_Aim_: Scan the data for "year" and copy the lines it appears in.

_Rows_:
· · · ·

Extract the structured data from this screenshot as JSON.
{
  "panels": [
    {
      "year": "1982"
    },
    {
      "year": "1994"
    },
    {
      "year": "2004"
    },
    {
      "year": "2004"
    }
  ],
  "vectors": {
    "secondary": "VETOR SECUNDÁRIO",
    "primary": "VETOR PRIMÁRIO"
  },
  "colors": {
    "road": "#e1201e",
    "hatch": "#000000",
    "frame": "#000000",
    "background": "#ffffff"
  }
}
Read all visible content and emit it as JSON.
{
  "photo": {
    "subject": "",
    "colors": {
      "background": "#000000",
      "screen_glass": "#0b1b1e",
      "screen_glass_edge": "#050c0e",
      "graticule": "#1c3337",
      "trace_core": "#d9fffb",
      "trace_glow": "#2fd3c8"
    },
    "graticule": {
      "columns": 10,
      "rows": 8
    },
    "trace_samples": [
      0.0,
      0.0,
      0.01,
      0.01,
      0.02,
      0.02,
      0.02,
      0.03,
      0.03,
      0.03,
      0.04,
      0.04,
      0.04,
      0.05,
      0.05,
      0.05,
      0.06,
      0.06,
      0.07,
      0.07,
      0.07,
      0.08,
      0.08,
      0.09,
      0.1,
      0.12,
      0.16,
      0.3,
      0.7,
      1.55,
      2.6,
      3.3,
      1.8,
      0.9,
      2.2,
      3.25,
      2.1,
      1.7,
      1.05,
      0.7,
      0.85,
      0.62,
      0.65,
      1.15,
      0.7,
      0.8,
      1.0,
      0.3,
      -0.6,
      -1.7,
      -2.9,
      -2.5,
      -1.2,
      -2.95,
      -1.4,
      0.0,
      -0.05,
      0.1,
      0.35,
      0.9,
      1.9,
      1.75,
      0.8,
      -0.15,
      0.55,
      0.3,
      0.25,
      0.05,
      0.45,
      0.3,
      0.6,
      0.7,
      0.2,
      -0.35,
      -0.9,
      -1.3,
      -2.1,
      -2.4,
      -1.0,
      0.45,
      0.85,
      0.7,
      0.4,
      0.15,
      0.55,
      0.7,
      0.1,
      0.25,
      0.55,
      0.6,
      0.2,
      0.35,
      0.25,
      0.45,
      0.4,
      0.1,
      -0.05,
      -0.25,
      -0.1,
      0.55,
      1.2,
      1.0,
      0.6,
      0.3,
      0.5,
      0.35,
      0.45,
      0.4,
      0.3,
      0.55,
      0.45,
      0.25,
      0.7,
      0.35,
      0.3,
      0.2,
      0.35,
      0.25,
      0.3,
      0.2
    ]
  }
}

· · · ·

_The output_:
      "year": "1982"
      "year": "1994"
      "year": "2004"
      "year": "2004"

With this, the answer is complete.